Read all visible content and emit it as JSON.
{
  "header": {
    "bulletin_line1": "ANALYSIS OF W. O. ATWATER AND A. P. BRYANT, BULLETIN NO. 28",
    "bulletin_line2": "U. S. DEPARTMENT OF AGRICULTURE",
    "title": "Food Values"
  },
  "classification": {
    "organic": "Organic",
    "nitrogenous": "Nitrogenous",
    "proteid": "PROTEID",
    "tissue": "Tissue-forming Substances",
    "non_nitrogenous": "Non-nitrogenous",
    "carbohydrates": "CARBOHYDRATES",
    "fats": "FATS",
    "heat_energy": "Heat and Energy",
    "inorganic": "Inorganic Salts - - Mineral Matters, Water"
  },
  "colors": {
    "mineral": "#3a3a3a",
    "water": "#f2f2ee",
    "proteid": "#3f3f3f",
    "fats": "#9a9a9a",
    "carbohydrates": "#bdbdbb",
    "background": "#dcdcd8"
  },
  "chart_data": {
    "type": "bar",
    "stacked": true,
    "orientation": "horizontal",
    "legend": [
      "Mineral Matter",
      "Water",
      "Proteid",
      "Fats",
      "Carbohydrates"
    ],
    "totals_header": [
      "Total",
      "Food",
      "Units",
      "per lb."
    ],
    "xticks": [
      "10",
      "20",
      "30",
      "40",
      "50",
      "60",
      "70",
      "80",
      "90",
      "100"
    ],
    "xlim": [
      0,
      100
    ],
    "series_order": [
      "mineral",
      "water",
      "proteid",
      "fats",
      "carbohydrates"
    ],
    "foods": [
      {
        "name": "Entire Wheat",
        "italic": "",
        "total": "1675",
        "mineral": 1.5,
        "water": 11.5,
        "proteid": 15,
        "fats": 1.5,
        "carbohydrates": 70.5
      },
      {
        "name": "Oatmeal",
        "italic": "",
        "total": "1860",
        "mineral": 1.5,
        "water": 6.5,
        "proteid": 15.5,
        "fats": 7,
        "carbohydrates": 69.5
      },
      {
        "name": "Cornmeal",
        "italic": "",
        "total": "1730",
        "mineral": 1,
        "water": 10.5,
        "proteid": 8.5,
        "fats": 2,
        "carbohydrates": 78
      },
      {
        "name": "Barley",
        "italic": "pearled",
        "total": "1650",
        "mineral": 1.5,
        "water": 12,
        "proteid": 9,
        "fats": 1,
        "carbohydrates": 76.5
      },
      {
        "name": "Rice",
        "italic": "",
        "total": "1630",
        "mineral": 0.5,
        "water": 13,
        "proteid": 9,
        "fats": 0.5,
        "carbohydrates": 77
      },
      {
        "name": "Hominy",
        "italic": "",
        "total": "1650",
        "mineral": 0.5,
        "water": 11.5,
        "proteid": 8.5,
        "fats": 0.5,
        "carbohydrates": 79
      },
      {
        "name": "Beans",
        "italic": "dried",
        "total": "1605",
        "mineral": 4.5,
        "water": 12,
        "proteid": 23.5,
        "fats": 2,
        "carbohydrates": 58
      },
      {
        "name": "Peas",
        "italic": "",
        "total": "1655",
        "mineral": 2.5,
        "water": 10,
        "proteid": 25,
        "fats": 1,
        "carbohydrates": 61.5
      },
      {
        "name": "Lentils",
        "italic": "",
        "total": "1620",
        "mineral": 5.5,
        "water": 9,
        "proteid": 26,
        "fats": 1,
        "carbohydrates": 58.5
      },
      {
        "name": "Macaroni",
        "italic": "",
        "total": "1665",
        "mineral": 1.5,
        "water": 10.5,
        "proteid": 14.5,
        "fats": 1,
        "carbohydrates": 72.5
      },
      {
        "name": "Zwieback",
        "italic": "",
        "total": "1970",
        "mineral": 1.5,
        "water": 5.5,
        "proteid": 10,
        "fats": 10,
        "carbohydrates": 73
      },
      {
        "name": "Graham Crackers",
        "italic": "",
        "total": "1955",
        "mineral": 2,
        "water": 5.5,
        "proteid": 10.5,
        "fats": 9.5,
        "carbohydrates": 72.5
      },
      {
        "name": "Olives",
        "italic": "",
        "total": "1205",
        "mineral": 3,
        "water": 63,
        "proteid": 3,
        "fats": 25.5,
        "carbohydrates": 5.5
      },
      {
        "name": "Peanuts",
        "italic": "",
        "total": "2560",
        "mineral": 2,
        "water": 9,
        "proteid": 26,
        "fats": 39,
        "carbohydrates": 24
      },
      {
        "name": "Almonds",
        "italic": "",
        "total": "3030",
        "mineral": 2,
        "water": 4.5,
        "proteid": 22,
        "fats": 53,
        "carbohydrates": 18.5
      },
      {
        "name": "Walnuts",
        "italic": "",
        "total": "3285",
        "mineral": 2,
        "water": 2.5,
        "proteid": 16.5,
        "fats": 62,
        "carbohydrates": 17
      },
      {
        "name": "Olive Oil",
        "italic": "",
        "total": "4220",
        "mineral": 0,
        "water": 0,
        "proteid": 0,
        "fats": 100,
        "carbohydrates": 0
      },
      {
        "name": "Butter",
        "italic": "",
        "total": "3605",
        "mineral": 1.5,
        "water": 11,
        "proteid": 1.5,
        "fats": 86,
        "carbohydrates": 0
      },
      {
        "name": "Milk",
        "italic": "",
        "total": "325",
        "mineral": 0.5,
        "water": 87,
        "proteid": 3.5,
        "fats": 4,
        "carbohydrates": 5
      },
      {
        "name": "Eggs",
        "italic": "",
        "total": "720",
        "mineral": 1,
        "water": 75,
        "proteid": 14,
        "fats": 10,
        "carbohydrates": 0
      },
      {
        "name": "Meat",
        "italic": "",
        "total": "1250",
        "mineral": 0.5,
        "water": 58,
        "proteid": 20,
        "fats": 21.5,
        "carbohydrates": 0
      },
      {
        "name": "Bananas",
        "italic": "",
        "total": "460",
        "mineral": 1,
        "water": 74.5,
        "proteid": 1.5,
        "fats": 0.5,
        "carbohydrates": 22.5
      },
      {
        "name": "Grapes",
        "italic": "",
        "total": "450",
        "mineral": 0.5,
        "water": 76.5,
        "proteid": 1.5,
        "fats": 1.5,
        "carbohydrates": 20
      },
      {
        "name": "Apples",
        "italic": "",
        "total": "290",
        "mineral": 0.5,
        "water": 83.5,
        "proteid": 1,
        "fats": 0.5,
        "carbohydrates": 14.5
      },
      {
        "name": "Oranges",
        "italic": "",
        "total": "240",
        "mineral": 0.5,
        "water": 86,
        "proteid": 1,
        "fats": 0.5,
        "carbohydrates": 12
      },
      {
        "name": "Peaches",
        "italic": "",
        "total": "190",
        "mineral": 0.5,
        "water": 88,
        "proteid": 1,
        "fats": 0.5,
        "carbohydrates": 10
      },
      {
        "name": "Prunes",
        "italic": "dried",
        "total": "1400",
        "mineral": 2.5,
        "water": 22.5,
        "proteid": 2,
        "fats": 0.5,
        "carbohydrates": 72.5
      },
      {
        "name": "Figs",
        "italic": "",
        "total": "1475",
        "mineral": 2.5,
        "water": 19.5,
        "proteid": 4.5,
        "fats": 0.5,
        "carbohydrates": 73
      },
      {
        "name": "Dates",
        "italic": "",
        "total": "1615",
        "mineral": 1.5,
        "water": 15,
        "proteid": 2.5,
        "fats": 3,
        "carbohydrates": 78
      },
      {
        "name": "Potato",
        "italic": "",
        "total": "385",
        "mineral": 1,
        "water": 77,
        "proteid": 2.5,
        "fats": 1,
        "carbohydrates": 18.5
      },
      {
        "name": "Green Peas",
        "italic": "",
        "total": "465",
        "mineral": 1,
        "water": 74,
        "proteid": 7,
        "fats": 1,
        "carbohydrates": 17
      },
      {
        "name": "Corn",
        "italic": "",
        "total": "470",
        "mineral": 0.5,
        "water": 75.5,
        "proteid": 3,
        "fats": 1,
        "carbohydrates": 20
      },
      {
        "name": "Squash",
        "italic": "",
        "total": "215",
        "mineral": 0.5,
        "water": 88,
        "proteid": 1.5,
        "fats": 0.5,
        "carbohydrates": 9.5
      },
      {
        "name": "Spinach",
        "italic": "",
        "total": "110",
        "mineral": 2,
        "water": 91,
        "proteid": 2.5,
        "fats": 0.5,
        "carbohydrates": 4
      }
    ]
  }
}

= = = =

## GIVEN REQUEST
From the entries above, return each line with the word "nitrogenous" in it.

## FINAL RESULT
    "nitrogenous": "Nitrogenous",
    "non_nitrogenous": "Non-nitrogenous",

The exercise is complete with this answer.